__WHAT YOU WILL DO__. Reproduce every line of the material below, but drop the pictures.

--- BEGIN RECORDS SHOWN ---

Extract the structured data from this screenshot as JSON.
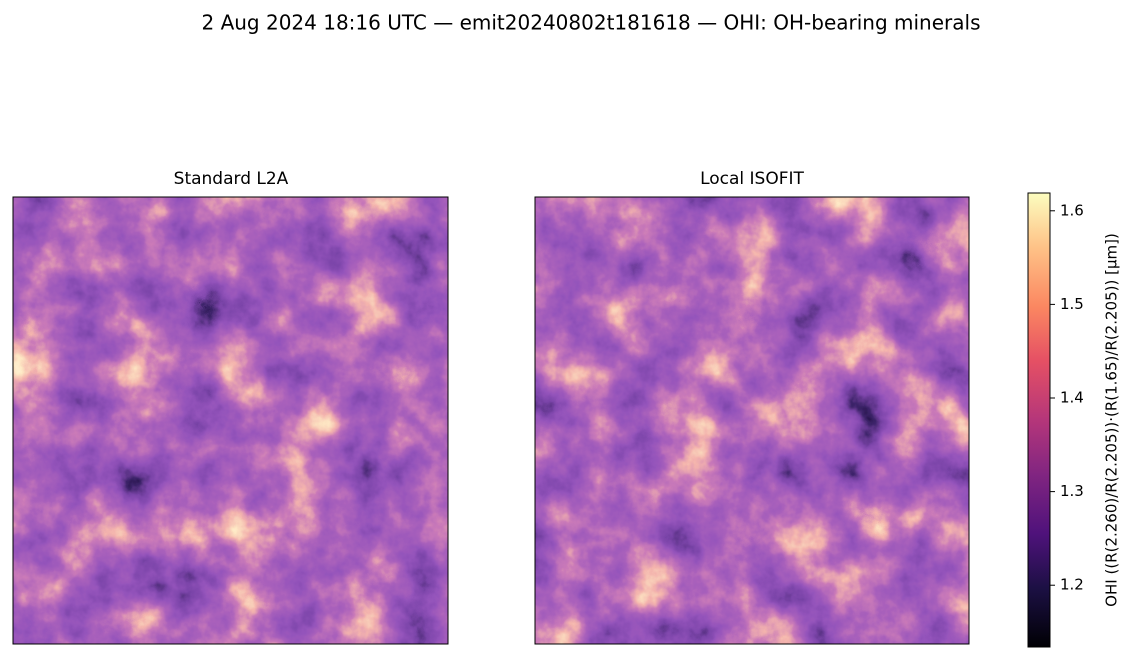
{
  "chart_data": {
    "type": "image",
    "title": "2 Aug 2024 18:16 UTC — emit20240802t181618 — OHI: OH-bearing minerals",
    "panels": [
      {
        "title": "Standard L2A"
      },
      {
        "title": "Local ISOFIT"
      }
    ],
    "colorbar": {
      "label": "OHI  ((R(2.260)/R(2.205))·(R(1.65)/R(2.205))  [μm])",
      "colormap": "magma",
      "lim": [
        1.134,
        1.619
      ],
      "ticks": [
        1.2,
        1.3,
        1.4,
        1.5,
        1.6
      ]
    }
  }
}
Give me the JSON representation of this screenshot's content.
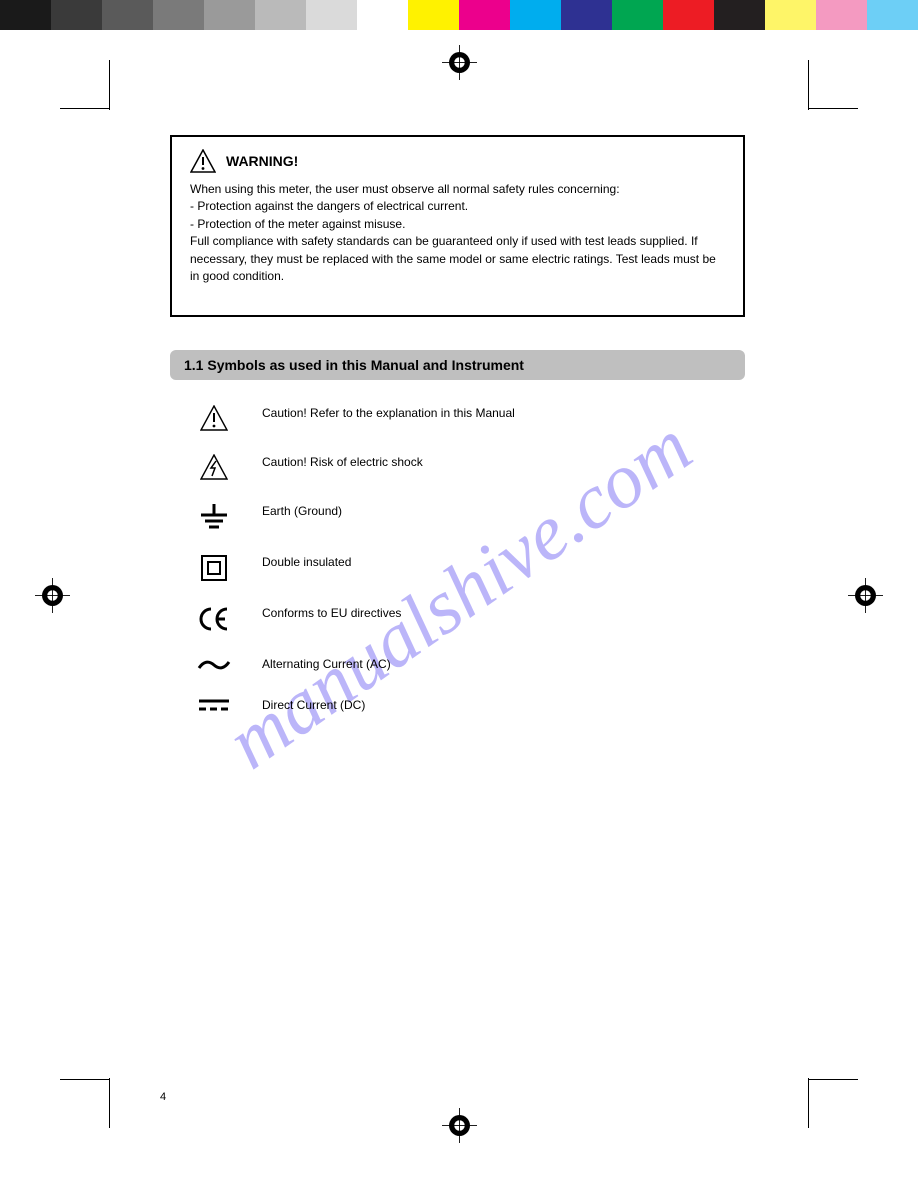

--- END RECORDS SHOWN ---

__FINAL RESULT__.
Extract the structured data from this screenshot as JSON.
{
  "chart_data": {
    "type": "image",
    "title": "2 Aug 2024 18:16 UTC — emit20240802t181618 — OHI: OH-bearing minerals",
    "panels": [
      {
        "title": "Standard L2A"
      },
      {
        "title": "Local ISOFIT"
      }
    ],
    "colorbar": {
      "label": "OHI  ((R(2.260)/R(2.205))·(R(1.65)/R(2.205))  [μm])",
      "colormap": "magma",
      "lim": [
        1.134,
        1.619
      ],
      "ticks": [
        1.2,
        1.3,
        1.4,
        1.5,
        1.6
      ]
    }
  }
}
Give me the JSON representation of this screenshot's content.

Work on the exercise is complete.